— begin —

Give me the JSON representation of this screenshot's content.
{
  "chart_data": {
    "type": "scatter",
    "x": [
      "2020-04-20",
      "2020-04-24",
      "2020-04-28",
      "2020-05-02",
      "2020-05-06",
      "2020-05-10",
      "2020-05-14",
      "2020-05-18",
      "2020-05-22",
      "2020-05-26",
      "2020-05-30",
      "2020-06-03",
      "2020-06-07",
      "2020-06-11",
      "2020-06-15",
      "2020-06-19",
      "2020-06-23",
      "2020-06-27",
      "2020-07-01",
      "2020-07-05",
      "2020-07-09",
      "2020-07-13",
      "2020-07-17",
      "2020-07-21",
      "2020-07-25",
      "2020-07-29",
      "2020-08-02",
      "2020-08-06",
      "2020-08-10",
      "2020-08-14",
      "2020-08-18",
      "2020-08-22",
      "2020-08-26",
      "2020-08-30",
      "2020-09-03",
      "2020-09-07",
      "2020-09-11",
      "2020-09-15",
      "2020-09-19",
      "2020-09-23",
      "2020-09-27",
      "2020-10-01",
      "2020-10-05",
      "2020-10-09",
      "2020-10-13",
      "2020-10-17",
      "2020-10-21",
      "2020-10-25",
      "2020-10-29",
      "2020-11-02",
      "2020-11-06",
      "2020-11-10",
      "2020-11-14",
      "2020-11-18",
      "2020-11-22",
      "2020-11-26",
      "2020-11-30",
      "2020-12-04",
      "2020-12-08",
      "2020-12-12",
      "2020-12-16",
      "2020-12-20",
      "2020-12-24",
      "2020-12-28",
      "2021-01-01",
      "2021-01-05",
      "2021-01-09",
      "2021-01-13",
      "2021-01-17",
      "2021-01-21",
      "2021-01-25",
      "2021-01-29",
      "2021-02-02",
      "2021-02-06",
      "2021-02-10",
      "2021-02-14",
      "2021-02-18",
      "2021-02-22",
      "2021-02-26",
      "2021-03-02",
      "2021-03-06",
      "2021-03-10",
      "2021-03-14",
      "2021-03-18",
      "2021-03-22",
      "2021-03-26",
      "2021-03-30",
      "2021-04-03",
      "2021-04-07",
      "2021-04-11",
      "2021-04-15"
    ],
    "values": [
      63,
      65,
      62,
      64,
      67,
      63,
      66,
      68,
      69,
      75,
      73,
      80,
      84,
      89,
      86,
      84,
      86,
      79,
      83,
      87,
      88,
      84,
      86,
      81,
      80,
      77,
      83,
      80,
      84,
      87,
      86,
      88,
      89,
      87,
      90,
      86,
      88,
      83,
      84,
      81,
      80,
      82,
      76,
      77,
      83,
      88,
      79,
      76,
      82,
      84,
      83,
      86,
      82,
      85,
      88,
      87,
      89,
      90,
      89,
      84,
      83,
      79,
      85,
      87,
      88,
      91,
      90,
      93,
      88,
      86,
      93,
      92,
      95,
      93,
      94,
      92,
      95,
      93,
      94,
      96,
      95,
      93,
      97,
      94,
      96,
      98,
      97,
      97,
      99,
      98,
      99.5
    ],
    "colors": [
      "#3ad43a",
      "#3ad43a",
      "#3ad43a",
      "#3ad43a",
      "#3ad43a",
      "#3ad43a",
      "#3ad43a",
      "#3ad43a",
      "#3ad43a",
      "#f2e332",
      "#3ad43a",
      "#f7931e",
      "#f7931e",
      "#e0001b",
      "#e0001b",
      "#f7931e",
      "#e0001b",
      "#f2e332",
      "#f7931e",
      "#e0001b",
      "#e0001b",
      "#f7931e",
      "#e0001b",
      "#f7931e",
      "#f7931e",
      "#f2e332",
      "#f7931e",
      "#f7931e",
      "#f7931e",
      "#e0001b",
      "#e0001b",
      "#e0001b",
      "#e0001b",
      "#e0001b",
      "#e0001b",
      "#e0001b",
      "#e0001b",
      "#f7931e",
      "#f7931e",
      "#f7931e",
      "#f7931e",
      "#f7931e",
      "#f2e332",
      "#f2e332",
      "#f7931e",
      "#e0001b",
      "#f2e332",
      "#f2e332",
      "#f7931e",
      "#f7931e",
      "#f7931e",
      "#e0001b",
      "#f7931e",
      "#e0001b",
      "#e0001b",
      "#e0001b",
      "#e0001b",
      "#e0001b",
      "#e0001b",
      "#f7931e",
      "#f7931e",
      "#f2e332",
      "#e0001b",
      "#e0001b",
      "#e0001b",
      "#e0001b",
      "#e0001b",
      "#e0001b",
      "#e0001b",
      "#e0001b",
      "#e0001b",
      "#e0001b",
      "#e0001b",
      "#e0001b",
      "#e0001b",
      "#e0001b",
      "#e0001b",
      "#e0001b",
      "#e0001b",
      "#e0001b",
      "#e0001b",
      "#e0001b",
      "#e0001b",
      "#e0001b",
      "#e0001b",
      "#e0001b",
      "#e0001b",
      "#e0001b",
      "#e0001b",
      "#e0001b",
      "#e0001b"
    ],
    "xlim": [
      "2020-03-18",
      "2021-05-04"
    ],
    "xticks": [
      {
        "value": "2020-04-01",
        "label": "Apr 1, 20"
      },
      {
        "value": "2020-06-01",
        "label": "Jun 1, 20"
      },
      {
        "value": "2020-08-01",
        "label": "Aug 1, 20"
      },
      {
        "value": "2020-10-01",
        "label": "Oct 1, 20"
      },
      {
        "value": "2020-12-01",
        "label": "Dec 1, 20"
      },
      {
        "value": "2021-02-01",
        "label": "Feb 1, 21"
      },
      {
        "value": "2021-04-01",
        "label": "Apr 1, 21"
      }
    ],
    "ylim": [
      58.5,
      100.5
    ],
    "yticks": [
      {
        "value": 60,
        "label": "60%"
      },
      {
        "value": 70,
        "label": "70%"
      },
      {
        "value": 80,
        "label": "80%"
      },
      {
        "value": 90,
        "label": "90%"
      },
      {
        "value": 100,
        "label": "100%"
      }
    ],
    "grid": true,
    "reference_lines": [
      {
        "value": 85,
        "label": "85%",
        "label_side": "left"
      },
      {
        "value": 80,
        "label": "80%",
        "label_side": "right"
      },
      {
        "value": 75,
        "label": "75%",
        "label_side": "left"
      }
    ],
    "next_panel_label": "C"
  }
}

— end —

**THE PROBLEM**
Write out every entry again, keeping each line exactly the same.

**RESPONSE TO THE TASK**
Give me the JSON representation of this screenshot's content.
{
  "chart_data": {
    "type": "scatter",
    "x": [
      "2020-04-20",
      "2020-04-24",
      "2020-04-28",
      "2020-05-02",
      "2020-05-06",
      "2020-05-10",
      "2020-05-14",
      "2020-05-18",
      "2020-05-22",
      "2020-05-26",
      "2020-05-30",
      "2020-06-03",
      "2020-06-07",
      "2020-06-11",
      "2020-06-15",
      "2020-06-19",
      "2020-06-23",
      "2020-06-27",
      "2020-07-01",
      "2020-07-05",
      "2020-07-09",
      "2020-07-13",
      "2020-07-17",
      "2020-07-21",
      "2020-07-25",
      "2020-07-29",
      "2020-08-02",
      "2020-08-06",
      "2020-08-10",
      "2020-08-14",
      "2020-08-18",
      "2020-08-22",
      "2020-08-26",
      "2020-08-30",
      "2020-09-03",
      "2020-09-07",
      "2020-09-11",
      "2020-09-15",
      "2020-09-19",
      "2020-09-23",
      "2020-09-27",
      "2020-10-01",
      "2020-10-05",
      "2020-10-09",
      "2020-10-13",
      "2020-10-17",
      "2020-10-21",
      "2020-10-25",
      "2020-10-29",
      "2020-11-02",
      "2020-11-06",
      "2020-11-10",
      "2020-11-14",
      "2020-11-18",
      "2020-11-22",
      "2020-11-26",
      "2020-11-30",
      "2020-12-04",
      "2020-12-08",
      "2020-12-12",
      "2020-12-16",
      "2020-12-20",
      "2020-12-24",
      "2020-12-28",
      "2021-01-01",
      "2021-01-05",
      "2021-01-09",
      "2021-01-13",
      "2021-01-17",
      "2021-01-21",
      "2021-01-25",
      "2021-01-29",
      "2021-02-02",
      "2021-02-06",
      "2021-02-10",
      "2021-02-14",
      "2021-02-18",
      "2021-02-22",
      "2021-02-26",
      "2021-03-02",
      "2021-03-06",
      "2021-03-10",
      "2021-03-14",
      "2021-03-18",
      "2021-03-22",
      "2021-03-26",
      "2021-03-30",
      "2021-04-03",
      "2021-04-07",
      "2021-04-11",
      "2021-04-15"
    ],
    "values": [
      63,
      65,
      62,
      64,
      67,
      63,
      66,
      68,
      69,
      75,
      73,
      80,
      84,
      89,
      86,
      84,
      86,
      79,
      83,
      87,
      88,
      84,
      86,
      81,
      80,
      77,
      83,
      80,
      84,
      87,
      86,
      88,
      89,
      87,
      90,
      86,
      88,
      83,
      84,
      81,
      80,
      82,
      76,
      77,
      83,
      88,
      79,
      76,
      82,
      84,
      83,
      86,
      82,
      85,
      88,
      87,
      89,
      90,
      89,
      84,
      83,
      79,
      85,
      87,
      88,
      91,
      90,
      93,
      88,
      86,
      93,
      92,
      95,
      93,
      94,
      92,
      95,
      93,
      94,
      96,
      95,
      93,
      97,
      94,
      96,
      98,
      97,
      97,
      99,
      98,
      99.5
    ],
    "colors": [
      "#3ad43a",
      "#3ad43a",
      "#3ad43a",
      "#3ad43a",
      "#3ad43a",
      "#3ad43a",
      "#3ad43a",
      "#3ad43a",
      "#3ad43a",
      "#f2e332",
      "#3ad43a",
      "#f7931e",
      "#f7931e",
      "#e0001b",
      "#e0001b",
      "#f7931e",
      "#e0001b",
      "#f2e332",
      "#f7931e",
      "#e0001b",
      "#e0001b",
      "#f7931e",
      "#e0001b",
      "#f7931e",
      "#f7931e",
      "#f2e332",
      "#f7931e",
      "#f7931e",
      "#f7931e",
      "#e0001b",
      "#e0001b",
      "#e0001b",
      "#e0001b",
      "#e0001b",
      "#e0001b",
      "#e0001b",
      "#e0001b",
      "#f7931e",
      "#f7931e",
      "#f7931e",
      "#f7931e",
      "#f7931e",
      "#f2e332",
      "#f2e332",
      "#f7931e",
      "#e0001b",
      "#f2e332",
      "#f2e332",
      "#f7931e",
      "#f7931e",
      "#f7931e",
      "#e0001b",
      "#f7931e",
      "#e0001b",
      "#e0001b",
      "#e0001b",
      "#e0001b",
      "#e0001b",
      "#e0001b",
      "#f7931e",
      "#f7931e",
      "#f2e332",
      "#e0001b",
      "#e0001b",
      "#e0001b",
      "#e0001b",
      "#e0001b",
      "#e0001b",
      "#e0001b",
      "#e0001b",
      "#e0001b",
      "#e0001b",
      "#e0001b",
      "#e0001b",
      "#e0001b",
      "#e0001b",
      "#e0001b",
      "#e0001b",
      "#e0001b",
      "#e0001b",
      "#e0001b",
      "#e0001b",
      "#e0001b",
      "#e0001b",
      "#e0001b",
      "#e0001b",
      "#e0001b",
      "#e0001b",
      "#e0001b",
      "#e0001b",
      "#e0001b"
    ],
    "xlim": [
      "2020-03-18",
      "2021-05-04"
    ],
    "xticks": [
      {
        "value": "2020-04-01",
        "label": "Apr 1, 20"
      },
      {
        "value": "2020-06-01",
        "label": "Jun 1, 20"
      },
      {
        "value": "2020-08-01",
        "label": "Aug 1, 20"
      },
      {
        "value": "2020-10-01",
        "label": "Oct 1, 20"
      },
      {
        "value": "2020-12-01",
        "label": "Dec 1, 20"
      },
      {
        "value": "2021-02-01",
        "label": "Feb 1, 21"
      },
      {
        "value": "2021-04-01",
        "label": "Apr 1, 21"
      }
    ],
    "ylim": [
      58.5,
      100.5
    ],
    "yticks": [
      {
        "value": 60,
        "label": "60%"
      },
      {
        "value": 70,
        "label": "70%"
      },
      {
        "value": 80,
        "label": "80%"
      },
      {
        "value": 90,
        "label": "90%"
      },
      {
        "value": 100,
        "label": "100%"
      }
    ],
    "grid": true,
    "reference_lines": [
      {
        "value": 85,
        "label": "85%",
        "label_side": "left"
      },
      {
        "value": 80,
        "label": "80%",
        "label_side": "right"
      },
      {
        "value": 75,
        "label": "75%",
        "label_side": "left"
      }
    ],
    "next_panel_label": "C"
  }
}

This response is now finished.